INSTRUCTION | Type the records out again in full, exactly.

begin

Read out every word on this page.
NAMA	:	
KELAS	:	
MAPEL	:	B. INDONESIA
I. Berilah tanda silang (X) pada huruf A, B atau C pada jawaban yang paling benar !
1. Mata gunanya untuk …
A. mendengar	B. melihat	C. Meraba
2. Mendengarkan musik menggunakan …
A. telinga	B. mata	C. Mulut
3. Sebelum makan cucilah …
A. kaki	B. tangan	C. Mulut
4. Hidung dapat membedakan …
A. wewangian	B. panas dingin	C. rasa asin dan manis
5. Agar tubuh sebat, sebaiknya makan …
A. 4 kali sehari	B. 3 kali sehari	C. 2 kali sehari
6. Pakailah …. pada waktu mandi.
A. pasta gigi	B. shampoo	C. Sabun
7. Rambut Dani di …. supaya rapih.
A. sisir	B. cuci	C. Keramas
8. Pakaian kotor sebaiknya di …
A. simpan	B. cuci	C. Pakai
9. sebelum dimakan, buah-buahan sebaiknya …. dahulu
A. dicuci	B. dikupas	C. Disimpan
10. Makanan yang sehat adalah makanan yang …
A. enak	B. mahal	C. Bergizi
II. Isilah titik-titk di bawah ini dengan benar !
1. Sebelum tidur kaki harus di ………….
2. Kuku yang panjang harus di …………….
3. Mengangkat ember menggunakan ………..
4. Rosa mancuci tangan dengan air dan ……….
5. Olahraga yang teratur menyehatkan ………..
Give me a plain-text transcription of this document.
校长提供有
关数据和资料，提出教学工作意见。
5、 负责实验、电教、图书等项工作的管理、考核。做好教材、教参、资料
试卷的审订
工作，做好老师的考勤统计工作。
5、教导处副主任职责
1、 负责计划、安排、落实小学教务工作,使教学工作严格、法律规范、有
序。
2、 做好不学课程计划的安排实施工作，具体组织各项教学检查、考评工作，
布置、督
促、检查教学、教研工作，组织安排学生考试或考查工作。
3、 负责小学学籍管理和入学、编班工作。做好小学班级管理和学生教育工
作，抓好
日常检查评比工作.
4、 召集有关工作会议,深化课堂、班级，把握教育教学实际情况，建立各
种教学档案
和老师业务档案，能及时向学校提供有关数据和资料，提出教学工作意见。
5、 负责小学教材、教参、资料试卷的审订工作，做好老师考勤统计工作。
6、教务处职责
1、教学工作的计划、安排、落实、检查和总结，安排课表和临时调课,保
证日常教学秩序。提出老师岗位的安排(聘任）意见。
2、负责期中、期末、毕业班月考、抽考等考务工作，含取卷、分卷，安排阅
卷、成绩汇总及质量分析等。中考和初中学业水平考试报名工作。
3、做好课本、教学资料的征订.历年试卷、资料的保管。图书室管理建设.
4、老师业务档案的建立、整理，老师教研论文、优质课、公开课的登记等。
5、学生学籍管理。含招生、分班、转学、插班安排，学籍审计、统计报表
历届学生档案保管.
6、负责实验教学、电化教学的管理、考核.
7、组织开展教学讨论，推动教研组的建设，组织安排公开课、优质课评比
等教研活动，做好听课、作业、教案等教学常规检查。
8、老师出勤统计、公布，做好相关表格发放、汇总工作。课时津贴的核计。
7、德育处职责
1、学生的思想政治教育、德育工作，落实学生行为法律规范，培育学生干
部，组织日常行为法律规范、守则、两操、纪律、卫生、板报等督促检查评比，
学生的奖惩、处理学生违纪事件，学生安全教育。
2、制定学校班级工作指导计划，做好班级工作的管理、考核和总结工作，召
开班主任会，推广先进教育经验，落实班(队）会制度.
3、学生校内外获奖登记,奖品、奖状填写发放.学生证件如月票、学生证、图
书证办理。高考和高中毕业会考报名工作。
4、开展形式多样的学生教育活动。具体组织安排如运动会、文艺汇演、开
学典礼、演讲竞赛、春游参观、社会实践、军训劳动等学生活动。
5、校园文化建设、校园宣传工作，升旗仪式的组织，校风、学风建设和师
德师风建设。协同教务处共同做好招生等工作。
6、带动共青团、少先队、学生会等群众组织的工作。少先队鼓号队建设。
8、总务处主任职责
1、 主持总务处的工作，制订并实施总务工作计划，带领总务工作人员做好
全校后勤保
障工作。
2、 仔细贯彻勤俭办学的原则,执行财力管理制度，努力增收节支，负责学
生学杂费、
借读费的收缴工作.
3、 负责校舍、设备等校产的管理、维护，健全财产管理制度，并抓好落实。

end

RESPONSE BELOW |
Read out every word on this page.
NAMA	:	
KELAS	:	
MAPEL	:	B. INDONESIA
I. Berilah tanda silang (X) pada huruf A, B atau C pada jawaban yang paling benar !
1. Mata gunanya untuk …
A. mendengar	B. melihat	C. Meraba
2. Mendengarkan musik menggunakan …
A. telinga	B. mata	C. Mulut
3. Sebelum makan cucilah …
A. kaki	B. tangan	C. Mulut
4. Hidung dapat membedakan …
A. wewangian	B. panas dingin	C. rasa asin dan manis
5. Agar tubuh sebat, sebaiknya makan …
A. 4 kali sehari	B. 3 kali sehari	C. 2 kali sehari
6. Pakailah …. pada waktu mandi.
A. pasta gigi	B. shampoo	C. Sabun
7. Rambut Dani di …. supaya rapih.
A. sisir	B. cuci	C. Keramas
8. Pakaian kotor sebaiknya di …
A. simpan	B. cuci	C. Pakai
9. sebelum dimakan, buah-buahan sebaiknya …. dahulu
A. dicuci	B. dikupas	C. Disimpan
10. Makanan yang sehat adalah makanan yang …
A. enak	B. mahal	C. Bergizi
II. Isilah titik-titk di bawah ini dengan benar !
1. Sebelum tidur kaki harus di ………….
2. Kuku yang panjang harus di …………….
3. Mengangkat ember menggunakan ………..
4. Rosa mancuci tangan dengan air dan ……….
5. Olahraga yang teratur menyehatkan ………..
Give me a plain-text transcription of this document.
校长提供有
关数据和资料，提出教学工作意见。
5、 负责实验、电教、图书等项工作的管理、考核。做好教材、教参、资料
试卷的审订
工作，做好老师的考勤统计工作。
5、教导处副主任职责
1、 负责计划、安排、落实小学教务工作,使教学工作严格、法律规范、有
序。
2、 做好不学课程计划的安排实施工作，具体组织各项教学检查、考评工作，
布置、督
促、检查教学、教研工作，组织安排学生考试或考查工作。
3、 负责小学学籍管理和入学、编班工作。做好小学班级管理和学生教育工
作，抓好
日常检查评比工作.
4、 召集有关工作会议,深化课堂、班级，把握教育教学实际情况，建立各
种教学档案
和老师业务档案，能及时向学校提供有关数据和资料，提出教学工作意见。
5、 负责小学教材、教参、资料试卷的审订工作，做好老师考勤统计工作。
6、教务处职责
1、教学工作的计划、安排、落实、检查和总结，安排课表和临时调课,保
证日常教学秩序。提出老师岗位的安排(聘任）意见。
2、负责期中、期末、毕业班月考、抽考等考务工作，含取卷、分卷，安排阅
卷、成绩汇总及质量分析等。中考和初中学业水平考试报名工作。
3、做好课本、教学资料的征订.历年试卷、资料的保管。图书室管理建设.
4、老师业务档案的建立、整理，老师教研论文、优质课、公开课的登记等。
5、学生学籍管理。含招生、分班、转学、插班安排，学籍审计、统计报表
历届学生档案保管.
6、负责实验教学、电化教学的管理、考核.
7、组织开展教学讨论，推动教研组的建设，组织安排公开课、优质课评比
等教研活动，做好听课、作业、教案等教学常规检查。
8、老师出勤统计、公布，做好相关表格发放、汇总工作。课时津贴的核计。
7、德育处职责
1、学生的思想政治教育、德育工作，落实学生行为法律规范，培育学生干
部，组织日常行为法律规范、守则、两操、纪律、卫生、板报等督促检查评比，
学生的奖惩、处理学生违纪事件，学生安全教育。
2、制定学校班级工作指导计划，做好班级工作的管理、考核和总结工作，召
开班主任会，推广先进教育经验，落实班(队）会制度.
3、学生校内外获奖登记,奖品、奖状填写发放.学生证件如月票、学生证、图
书证办理。高考和高中毕业会考报名工作。
4、开展形式多样的学生教育活动。具体组织安排如运动会、文艺汇演、开
学典礼、演讲竞赛、春游参观、社会实践、军训劳动等学生活动。
5、校园文化建设、校园宣传工作，升旗仪式的组织，校风、学风建设和师
德师风建设。协同教务处共同做好招生等工作。
6、带动共青团、少先队、学生会等群众组织的工作。少先队鼓号队建设。
8、总务处主任职责
1、 主持总务处的工作，制订并实施总务工作计划，带领总务工作人员做好
全校后勤保
障工作。
2、 仔细贯彻勤俭办学的原则,执行财力管理制度，努力增收节支，负责学
生学杂费、
借读费的收缴工作.
3、 负责校舍、设备等校产的管理、维护，健全财产管理制度，并抓好落实。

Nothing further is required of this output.